#### TASK TO COMPLETE
Tally the lines in these records that hold the string "rates", and reply with the number alone.

------------------------------------------------

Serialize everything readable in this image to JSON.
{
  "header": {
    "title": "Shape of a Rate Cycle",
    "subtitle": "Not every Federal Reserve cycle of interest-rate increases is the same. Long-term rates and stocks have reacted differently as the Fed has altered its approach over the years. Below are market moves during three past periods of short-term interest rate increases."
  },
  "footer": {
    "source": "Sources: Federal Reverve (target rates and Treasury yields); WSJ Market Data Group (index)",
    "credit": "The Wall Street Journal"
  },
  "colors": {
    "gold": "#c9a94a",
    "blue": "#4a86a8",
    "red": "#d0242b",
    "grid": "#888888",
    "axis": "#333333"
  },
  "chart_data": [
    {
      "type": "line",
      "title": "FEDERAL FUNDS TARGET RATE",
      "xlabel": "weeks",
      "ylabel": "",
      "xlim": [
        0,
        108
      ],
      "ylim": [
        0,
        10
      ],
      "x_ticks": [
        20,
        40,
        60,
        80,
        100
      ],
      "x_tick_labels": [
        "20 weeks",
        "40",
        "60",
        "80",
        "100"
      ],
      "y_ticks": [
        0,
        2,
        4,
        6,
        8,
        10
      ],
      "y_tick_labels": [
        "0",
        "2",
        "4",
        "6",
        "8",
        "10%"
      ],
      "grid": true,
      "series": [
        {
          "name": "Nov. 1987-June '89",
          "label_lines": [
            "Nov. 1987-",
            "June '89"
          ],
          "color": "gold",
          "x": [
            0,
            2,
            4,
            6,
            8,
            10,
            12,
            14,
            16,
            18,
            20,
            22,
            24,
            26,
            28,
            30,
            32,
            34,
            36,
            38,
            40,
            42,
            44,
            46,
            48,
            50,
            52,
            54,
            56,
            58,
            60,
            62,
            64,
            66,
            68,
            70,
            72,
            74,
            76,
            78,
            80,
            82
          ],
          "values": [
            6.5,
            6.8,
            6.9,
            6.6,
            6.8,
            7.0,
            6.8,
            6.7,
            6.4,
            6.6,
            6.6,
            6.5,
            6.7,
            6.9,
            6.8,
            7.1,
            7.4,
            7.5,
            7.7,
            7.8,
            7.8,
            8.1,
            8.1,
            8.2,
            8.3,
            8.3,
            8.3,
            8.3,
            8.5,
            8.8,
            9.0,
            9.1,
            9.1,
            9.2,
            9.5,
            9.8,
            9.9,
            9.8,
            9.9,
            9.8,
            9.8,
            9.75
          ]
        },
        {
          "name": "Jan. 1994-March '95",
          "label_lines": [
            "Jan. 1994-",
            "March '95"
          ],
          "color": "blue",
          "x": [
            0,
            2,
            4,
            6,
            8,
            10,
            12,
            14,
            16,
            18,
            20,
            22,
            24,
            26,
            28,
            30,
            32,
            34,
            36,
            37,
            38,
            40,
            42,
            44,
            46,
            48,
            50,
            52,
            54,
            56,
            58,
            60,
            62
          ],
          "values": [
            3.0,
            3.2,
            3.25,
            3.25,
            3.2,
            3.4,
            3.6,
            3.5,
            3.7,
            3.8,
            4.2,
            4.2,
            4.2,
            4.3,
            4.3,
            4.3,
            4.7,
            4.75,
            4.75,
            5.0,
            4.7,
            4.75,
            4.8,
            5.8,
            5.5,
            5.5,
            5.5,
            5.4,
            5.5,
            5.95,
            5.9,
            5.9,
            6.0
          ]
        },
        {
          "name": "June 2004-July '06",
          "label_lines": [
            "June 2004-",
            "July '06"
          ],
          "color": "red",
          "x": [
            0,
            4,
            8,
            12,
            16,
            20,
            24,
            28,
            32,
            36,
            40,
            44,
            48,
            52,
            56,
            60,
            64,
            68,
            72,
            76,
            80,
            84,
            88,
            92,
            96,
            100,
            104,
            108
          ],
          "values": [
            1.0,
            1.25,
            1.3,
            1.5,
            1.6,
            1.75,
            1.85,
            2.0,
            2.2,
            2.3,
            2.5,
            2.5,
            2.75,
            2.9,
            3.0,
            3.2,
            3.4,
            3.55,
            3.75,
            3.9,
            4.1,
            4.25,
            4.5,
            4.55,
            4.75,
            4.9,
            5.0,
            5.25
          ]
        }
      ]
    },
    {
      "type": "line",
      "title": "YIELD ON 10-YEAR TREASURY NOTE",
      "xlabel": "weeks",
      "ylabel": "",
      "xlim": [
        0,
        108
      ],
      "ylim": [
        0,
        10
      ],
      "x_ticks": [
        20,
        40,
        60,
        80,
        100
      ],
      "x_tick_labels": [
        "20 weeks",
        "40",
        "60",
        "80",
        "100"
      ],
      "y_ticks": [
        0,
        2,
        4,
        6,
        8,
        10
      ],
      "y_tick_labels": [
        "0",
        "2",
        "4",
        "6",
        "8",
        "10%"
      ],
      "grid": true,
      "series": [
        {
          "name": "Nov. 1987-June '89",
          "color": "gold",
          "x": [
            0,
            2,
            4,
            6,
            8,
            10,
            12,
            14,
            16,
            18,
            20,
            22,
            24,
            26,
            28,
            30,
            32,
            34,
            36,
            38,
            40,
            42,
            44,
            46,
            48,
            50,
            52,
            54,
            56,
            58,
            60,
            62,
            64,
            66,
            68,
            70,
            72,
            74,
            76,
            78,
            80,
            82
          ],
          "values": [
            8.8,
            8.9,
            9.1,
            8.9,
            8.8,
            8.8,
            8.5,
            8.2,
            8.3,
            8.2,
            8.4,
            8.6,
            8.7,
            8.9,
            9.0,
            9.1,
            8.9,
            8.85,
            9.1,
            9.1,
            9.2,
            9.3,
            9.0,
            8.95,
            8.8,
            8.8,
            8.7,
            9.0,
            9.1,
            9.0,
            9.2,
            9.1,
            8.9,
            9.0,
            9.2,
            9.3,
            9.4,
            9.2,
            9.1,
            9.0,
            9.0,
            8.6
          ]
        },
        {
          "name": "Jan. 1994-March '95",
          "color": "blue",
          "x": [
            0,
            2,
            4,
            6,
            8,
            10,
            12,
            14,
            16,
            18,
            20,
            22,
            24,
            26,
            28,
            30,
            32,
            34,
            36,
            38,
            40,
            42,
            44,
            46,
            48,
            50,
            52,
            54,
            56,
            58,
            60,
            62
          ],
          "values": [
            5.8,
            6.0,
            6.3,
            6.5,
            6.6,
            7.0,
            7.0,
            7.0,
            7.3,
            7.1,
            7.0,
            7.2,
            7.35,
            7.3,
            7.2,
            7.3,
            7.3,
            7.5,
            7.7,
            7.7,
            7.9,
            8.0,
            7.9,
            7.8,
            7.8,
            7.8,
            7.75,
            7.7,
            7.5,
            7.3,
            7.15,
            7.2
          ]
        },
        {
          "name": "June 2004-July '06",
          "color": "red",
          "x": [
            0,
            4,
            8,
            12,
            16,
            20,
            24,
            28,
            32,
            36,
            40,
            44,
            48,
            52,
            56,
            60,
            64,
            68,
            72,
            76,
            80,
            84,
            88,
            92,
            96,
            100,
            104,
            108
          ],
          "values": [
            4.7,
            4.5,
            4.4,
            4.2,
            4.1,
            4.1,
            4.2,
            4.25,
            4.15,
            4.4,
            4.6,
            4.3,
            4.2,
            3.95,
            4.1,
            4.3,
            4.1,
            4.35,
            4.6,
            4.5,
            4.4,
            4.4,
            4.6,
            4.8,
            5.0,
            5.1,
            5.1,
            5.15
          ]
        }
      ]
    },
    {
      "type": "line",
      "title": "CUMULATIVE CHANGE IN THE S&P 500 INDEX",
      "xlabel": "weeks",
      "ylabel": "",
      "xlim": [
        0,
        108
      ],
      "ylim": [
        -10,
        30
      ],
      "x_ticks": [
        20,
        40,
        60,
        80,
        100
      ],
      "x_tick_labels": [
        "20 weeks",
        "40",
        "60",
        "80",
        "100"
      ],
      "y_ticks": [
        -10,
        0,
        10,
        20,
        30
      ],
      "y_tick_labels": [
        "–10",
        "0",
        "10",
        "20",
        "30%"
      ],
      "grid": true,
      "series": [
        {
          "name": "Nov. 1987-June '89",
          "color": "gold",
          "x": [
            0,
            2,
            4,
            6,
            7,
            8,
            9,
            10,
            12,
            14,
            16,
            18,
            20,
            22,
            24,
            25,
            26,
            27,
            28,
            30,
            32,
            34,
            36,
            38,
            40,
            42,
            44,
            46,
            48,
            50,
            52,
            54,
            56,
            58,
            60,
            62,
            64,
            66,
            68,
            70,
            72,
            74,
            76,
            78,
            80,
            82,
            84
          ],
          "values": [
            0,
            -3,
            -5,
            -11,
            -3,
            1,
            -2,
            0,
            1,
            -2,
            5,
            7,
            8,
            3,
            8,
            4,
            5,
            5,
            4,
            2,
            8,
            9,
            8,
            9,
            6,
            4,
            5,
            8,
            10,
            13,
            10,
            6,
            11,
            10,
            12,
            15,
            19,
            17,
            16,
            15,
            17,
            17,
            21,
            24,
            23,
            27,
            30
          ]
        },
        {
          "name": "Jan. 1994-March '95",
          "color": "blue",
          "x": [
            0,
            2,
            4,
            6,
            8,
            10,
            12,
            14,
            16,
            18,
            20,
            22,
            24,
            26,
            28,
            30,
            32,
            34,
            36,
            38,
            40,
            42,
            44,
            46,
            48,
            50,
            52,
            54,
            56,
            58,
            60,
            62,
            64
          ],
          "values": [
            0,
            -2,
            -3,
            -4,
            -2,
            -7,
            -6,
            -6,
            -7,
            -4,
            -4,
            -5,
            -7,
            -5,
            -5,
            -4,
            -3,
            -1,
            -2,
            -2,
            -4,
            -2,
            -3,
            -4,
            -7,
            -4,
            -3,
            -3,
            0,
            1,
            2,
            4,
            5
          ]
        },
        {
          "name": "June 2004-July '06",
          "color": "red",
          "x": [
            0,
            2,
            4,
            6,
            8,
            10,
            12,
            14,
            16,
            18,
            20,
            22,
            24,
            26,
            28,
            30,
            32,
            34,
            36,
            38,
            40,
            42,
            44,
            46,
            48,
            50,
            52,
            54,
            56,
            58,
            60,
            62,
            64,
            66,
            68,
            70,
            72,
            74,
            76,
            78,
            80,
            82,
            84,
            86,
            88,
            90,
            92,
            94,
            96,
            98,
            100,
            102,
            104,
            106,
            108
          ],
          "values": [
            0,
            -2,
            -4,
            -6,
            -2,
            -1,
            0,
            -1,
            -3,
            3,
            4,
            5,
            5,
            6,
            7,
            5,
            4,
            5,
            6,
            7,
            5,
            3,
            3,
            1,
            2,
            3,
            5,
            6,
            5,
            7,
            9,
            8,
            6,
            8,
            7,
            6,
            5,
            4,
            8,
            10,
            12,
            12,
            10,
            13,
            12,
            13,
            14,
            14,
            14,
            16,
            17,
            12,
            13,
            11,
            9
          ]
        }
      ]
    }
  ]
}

------------------------------------------------

#### FINISHED ANSWER
2